• Your goal
In the material below, the lines containing the word "مقابله" are required; copy each of them.

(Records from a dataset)

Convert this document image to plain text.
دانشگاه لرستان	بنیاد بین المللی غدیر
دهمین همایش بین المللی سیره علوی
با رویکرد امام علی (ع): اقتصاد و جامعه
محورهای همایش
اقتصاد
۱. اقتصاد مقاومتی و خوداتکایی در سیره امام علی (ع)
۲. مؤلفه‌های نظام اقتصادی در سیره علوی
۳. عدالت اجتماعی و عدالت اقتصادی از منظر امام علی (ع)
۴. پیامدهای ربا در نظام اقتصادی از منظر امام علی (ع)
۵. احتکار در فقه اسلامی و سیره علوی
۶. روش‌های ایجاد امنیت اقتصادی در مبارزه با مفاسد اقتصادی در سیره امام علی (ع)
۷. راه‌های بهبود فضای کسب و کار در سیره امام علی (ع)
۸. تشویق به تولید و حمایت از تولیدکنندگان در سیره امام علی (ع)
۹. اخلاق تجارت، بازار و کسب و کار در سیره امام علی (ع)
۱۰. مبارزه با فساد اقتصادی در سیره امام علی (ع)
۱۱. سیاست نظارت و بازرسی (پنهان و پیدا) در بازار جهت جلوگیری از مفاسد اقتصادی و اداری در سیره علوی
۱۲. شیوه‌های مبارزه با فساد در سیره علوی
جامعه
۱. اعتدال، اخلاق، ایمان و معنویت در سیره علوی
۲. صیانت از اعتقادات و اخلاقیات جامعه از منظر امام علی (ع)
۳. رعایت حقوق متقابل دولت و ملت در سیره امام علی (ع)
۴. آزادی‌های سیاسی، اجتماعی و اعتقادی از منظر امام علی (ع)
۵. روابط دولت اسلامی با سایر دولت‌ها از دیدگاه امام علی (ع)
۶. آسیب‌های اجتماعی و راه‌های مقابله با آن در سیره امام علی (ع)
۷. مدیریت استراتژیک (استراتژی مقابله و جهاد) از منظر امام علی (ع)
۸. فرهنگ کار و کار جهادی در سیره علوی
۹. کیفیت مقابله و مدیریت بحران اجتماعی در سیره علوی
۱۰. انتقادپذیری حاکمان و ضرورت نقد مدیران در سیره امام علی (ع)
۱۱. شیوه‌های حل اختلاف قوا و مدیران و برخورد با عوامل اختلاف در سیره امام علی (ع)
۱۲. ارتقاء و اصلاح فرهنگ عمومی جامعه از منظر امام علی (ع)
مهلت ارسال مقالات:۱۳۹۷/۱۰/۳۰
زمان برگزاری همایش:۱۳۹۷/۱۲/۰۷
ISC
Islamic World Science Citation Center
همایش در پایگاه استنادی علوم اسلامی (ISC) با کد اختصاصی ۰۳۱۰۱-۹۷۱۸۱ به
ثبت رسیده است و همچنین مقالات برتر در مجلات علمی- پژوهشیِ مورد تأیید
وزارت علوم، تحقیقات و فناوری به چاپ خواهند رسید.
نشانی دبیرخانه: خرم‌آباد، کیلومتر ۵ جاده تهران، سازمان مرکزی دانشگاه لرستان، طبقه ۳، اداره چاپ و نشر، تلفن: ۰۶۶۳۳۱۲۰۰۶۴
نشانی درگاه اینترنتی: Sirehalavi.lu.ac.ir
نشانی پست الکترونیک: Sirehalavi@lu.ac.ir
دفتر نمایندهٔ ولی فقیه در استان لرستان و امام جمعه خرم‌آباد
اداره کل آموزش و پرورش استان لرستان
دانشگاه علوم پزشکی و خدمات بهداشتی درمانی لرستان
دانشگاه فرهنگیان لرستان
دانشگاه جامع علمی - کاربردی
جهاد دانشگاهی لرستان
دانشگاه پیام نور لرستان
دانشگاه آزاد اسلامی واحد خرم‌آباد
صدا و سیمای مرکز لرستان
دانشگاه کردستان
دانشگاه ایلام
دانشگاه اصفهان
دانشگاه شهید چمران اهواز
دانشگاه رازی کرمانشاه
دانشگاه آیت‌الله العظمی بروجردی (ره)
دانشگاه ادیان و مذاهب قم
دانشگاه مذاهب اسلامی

• Full response
۶. آسیب‌های اجتماعی و راه‌های مقابله با آن در سیره امام علی (ع)
۷. مدیریت استراتژیک (استراتژی مقابله و جهاد) از منظر امام علی (ع)
۹. کیفیت مقابله و مدیریت بحران اجتماعی در سیره علوی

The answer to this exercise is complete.